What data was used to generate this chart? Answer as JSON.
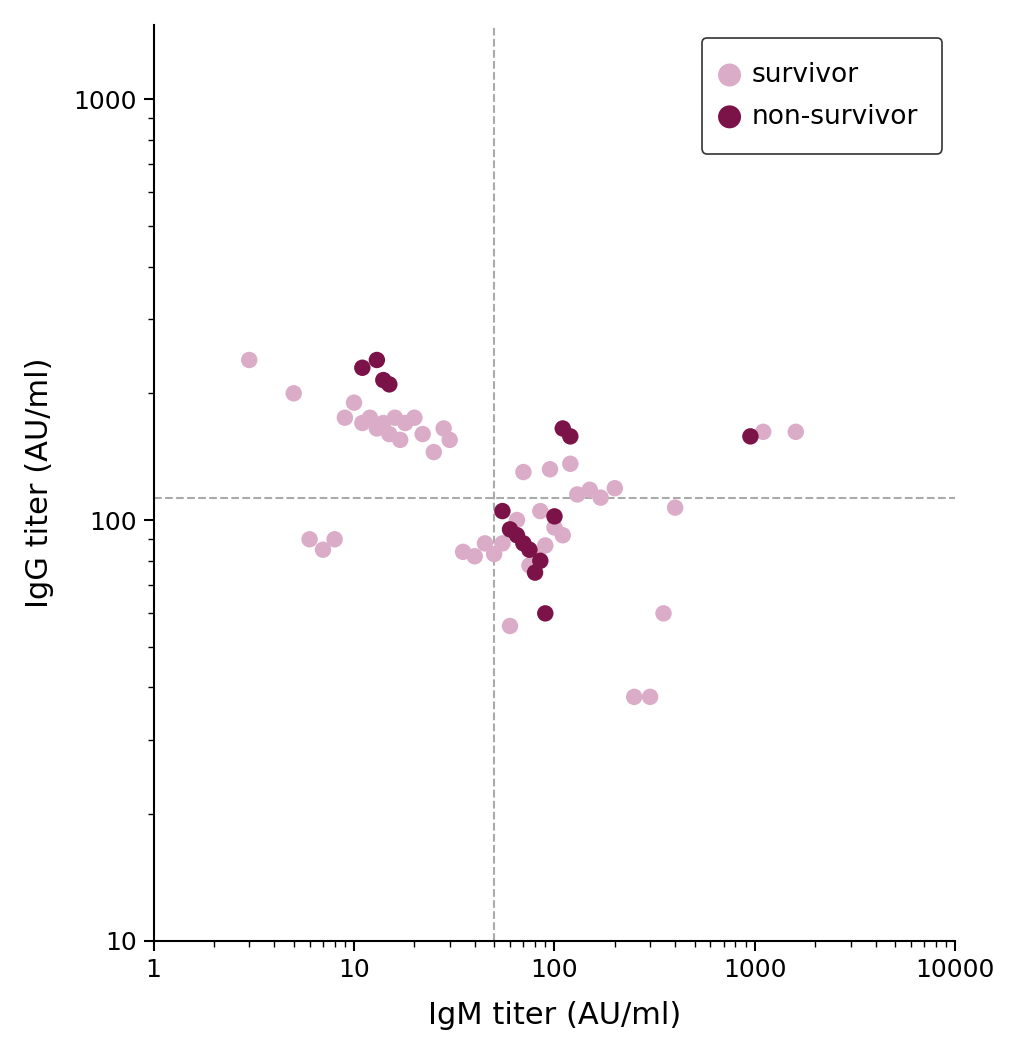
{
  "survivor_igm": [
    3,
    5,
    6,
    7,
    8,
    9,
    10,
    11,
    12,
    13,
    14,
    15,
    16,
    17,
    18,
    20,
    22,
    25,
    28,
    30,
    35,
    40,
    45,
    50,
    55,
    60,
    65,
    70,
    75,
    80,
    85,
    90,
    95,
    100,
    110,
    120,
    130,
    150,
    170,
    200,
    250,
    300,
    350,
    400,
    1100,
    1600
  ],
  "survivor_igg": [
    240,
    200,
    90,
    85,
    90,
    175,
    190,
    170,
    175,
    165,
    170,
    160,
    175,
    155,
    170,
    175,
    160,
    145,
    165,
    155,
    84,
    82,
    88,
    83,
    88,
    56,
    100,
    130,
    78,
    82,
    105,
    87,
    132,
    96,
    92,
    136,
    115,
    118,
    113,
    119,
    38,
    38,
    60,
    107,
    162,
    162
  ],
  "nonsurvivor_igm": [
    11,
    13,
    14,
    15,
    55,
    60,
    65,
    70,
    75,
    80,
    85,
    90,
    100,
    110,
    120,
    950
  ],
  "nonsurvivor_igg": [
    230,
    240,
    215,
    210,
    105,
    95,
    92,
    88,
    85,
    75,
    80,
    60,
    102,
    165,
    158,
    158
  ],
  "igm_cutoff": 50,
  "igg_cutoff": 113,
  "survivor_color": "#DBACC8",
  "nonsurvivor_color": "#7B1248",
  "xlabel": "IgM titer (AU/ml)",
  "ylabel": "IgG titer (AU/ml)",
  "xlim": [
    1,
    10000
  ],
  "ylim": [
    10,
    1500
  ],
  "x_ticks": [
    1,
    10,
    100,
    1000,
    10000
  ],
  "y_ticks": [
    10,
    100,
    1000
  ],
  "legend_survivor": "survivor",
  "legend_nonsurvivor": "non-survivor",
  "marker_size": 140,
  "dashed_color": "#AAAAAA",
  "background_color": "#FFFFFF"
}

★ ★ ★ ★

_WRITTEN REQUEST_
In this exercise, set down all of the data exactly, without the pictures.

_CORRECT RESPONSE_
What data was used to generate this chart? Answer as JSON.
{
  "survivor_igm": [
    3,
    5,
    6,
    7,
    8,
    9,
    10,
    11,
    12,
    13,
    14,
    15,
    16,
    17,
    18,
    20,
    22,
    25,
    28,
    30,
    35,
    40,
    45,
    50,
    55,
    60,
    65,
    70,
    75,
    80,
    85,
    90,
    95,
    100,
    110,
    120,
    130,
    150,
    170,
    200,
    250,
    300,
    350,
    400,
    1100,
    1600
  ],
  "survivor_igg": [
    240,
    200,
    90,
    85,
    90,
    175,
    190,
    170,
    175,
    165,
    170,
    160,
    175,
    155,
    170,
    175,
    160,
    145,
    165,
    155,
    84,
    82,
    88,
    83,
    88,
    56,
    100,
    130,
    78,
    82,
    105,
    87,
    132,
    96,
    92,
    136,
    115,
    118,
    113,
    119,
    38,
    38,
    60,
    107,
    162,
    162
  ],
  "nonsurvivor_igm": [
    11,
    13,
    14,
    15,
    55,
    60,
    65,
    70,
    75,
    80,
    85,
    90,
    100,
    110,
    120,
    950
  ],
  "nonsurvivor_igg": [
    230,
    240,
    215,
    210,
    105,
    95,
    92,
    88,
    85,
    75,
    80,
    60,
    102,
    165,
    158,
    158
  ],
  "igm_cutoff": 50,
  "igg_cutoff": 113,
  "survivor_color": "#DBACC8",
  "nonsurvivor_color": "#7B1248",
  "xlabel": "IgM titer (AU/ml)",
  "ylabel": "IgG titer (AU/ml)",
  "xlim": [
    1,
    10000
  ],
  "ylim": [
    10,
    1500
  ],
  "x_ticks": [
    1,
    10,
    100,
    1000,
    10000
  ],
  "y_ticks": [
    10,
    100,
    1000
  ],
  "legend_survivor": "survivor",
  "legend_nonsurvivor": "non-survivor",
  "marker_size": 140,
  "dashed_color": "#AAAAAA",
  "background_color": "#FFFFFF"
}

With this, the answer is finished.